— Start —
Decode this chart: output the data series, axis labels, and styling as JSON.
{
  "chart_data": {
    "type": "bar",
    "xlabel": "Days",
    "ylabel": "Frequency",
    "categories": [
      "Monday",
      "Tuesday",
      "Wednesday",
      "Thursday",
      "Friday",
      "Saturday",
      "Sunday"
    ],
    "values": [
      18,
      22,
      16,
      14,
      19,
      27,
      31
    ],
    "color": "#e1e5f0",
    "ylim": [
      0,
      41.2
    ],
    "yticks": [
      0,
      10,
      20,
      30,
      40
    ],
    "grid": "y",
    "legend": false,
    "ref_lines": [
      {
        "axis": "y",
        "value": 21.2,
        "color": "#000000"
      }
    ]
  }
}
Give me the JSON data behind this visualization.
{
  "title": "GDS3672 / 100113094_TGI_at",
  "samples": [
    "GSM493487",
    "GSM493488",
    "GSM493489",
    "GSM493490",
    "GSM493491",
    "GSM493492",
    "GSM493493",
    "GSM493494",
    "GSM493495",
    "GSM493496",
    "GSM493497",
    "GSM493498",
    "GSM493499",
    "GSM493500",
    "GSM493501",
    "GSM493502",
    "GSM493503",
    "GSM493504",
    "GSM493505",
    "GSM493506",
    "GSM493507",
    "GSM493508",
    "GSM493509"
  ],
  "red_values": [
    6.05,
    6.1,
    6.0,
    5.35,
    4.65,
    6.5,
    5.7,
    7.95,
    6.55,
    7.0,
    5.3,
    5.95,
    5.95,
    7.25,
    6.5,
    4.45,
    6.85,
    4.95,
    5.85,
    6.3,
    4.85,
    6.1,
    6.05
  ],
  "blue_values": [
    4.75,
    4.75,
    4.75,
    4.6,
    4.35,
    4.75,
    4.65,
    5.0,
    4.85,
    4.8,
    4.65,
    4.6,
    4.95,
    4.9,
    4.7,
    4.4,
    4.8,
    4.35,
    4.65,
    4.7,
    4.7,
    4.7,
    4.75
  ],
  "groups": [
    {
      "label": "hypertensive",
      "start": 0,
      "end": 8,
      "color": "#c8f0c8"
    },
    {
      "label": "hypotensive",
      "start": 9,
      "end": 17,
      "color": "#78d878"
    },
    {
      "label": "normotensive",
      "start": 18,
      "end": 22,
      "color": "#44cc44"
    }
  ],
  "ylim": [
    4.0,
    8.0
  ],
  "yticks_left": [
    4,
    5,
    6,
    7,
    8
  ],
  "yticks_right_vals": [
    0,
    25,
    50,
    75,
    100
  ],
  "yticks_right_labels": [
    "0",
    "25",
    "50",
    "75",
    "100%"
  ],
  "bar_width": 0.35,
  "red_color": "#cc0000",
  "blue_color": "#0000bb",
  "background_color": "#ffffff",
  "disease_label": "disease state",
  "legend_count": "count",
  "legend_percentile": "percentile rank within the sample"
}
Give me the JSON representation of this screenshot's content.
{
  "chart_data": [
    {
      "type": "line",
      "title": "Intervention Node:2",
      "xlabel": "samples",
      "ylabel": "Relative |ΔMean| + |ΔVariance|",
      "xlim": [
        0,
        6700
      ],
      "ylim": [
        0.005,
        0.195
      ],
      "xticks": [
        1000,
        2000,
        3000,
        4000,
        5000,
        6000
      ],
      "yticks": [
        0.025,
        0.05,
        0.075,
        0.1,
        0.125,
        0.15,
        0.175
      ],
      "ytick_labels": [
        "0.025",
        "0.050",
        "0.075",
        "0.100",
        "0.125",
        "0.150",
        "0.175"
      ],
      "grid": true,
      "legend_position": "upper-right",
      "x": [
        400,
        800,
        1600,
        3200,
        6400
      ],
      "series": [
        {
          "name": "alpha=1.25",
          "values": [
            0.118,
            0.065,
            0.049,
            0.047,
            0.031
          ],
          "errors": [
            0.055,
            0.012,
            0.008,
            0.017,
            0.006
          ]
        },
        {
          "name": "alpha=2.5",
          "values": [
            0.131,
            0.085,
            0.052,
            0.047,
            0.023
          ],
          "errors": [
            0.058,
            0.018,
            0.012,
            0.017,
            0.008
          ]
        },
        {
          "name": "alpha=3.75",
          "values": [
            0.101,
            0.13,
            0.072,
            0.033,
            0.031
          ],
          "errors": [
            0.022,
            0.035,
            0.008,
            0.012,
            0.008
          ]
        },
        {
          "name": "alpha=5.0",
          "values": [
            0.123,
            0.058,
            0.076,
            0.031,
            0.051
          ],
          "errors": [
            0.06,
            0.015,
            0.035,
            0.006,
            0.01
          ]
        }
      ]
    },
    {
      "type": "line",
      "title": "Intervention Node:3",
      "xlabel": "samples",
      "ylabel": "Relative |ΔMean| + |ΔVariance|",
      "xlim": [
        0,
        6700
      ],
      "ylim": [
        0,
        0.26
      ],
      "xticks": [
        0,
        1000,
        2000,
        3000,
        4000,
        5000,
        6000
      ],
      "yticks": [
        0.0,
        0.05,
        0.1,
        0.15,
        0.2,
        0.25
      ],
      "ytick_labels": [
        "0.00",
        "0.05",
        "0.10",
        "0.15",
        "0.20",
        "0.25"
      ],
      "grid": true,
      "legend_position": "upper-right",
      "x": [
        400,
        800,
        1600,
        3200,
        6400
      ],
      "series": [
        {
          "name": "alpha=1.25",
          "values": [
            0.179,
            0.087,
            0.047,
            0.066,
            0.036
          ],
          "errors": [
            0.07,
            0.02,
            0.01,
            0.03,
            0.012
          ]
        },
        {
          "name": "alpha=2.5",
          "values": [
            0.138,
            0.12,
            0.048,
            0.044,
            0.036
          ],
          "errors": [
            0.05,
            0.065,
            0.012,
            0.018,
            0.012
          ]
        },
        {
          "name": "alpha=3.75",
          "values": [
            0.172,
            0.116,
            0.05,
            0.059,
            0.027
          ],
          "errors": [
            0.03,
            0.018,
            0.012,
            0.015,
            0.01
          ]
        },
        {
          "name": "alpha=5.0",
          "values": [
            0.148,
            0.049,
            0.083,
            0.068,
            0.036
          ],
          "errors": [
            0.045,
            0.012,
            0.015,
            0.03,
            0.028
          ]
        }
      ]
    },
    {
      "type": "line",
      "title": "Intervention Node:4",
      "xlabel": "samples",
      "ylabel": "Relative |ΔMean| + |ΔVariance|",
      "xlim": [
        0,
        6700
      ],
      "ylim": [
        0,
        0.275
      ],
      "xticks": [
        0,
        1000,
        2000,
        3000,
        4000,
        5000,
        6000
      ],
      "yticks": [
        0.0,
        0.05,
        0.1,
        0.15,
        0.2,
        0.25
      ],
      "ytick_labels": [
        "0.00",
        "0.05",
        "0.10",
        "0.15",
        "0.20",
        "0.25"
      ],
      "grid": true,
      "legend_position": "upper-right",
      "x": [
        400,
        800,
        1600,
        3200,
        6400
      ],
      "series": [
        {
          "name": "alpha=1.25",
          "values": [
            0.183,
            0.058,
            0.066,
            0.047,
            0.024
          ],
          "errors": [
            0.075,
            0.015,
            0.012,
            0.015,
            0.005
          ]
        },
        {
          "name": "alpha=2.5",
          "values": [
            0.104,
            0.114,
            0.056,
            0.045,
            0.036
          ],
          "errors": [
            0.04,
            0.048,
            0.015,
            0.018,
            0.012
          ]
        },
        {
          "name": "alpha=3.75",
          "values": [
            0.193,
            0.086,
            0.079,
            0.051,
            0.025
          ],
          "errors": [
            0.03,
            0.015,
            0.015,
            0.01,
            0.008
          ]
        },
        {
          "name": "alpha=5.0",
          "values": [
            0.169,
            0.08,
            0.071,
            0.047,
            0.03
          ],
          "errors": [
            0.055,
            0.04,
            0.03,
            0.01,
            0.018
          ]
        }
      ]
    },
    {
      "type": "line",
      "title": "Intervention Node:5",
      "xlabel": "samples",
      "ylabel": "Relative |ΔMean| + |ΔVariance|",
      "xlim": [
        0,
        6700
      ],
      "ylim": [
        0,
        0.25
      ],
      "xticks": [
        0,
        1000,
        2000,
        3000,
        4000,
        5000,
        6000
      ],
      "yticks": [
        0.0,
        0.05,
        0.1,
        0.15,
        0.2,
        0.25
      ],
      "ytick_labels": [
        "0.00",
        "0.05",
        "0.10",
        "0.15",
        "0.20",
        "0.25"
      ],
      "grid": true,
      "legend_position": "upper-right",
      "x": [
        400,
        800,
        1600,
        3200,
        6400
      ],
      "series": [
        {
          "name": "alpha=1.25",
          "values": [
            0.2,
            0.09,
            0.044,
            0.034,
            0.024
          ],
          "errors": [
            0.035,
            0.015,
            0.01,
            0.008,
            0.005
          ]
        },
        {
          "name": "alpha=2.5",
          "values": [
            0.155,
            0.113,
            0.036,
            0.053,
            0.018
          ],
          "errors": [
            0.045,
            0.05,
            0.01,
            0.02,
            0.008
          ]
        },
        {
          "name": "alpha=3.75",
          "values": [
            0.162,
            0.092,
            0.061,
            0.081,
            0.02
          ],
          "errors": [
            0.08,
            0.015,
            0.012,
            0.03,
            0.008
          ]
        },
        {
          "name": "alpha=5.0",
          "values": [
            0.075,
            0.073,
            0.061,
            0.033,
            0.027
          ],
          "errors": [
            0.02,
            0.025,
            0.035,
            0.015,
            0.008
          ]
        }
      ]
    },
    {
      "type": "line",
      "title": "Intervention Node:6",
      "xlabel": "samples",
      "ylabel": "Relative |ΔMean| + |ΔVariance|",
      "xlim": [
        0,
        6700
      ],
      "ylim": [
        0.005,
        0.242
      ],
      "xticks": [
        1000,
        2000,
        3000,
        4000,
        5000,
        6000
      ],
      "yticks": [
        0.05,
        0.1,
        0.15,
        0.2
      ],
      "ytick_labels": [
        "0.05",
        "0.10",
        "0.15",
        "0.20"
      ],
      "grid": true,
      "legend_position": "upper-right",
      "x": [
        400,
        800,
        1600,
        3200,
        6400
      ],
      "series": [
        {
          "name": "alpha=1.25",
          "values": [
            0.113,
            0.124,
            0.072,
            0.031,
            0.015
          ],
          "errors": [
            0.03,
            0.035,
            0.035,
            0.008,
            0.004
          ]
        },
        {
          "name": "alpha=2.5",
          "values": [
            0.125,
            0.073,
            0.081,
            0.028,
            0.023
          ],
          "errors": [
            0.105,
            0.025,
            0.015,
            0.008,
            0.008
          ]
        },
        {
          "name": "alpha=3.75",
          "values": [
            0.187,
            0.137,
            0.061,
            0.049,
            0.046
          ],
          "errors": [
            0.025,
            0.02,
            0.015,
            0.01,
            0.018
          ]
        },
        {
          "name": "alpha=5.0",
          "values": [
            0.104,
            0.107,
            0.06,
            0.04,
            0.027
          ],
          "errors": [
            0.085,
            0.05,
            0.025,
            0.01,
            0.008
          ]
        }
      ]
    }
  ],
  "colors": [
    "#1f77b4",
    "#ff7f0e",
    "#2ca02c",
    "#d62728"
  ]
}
— End —
Using the records given above, list every line that includes the word "axis".

Decode this chart: output the data series, axis labels, and styling as JSON.
        "axis": "y",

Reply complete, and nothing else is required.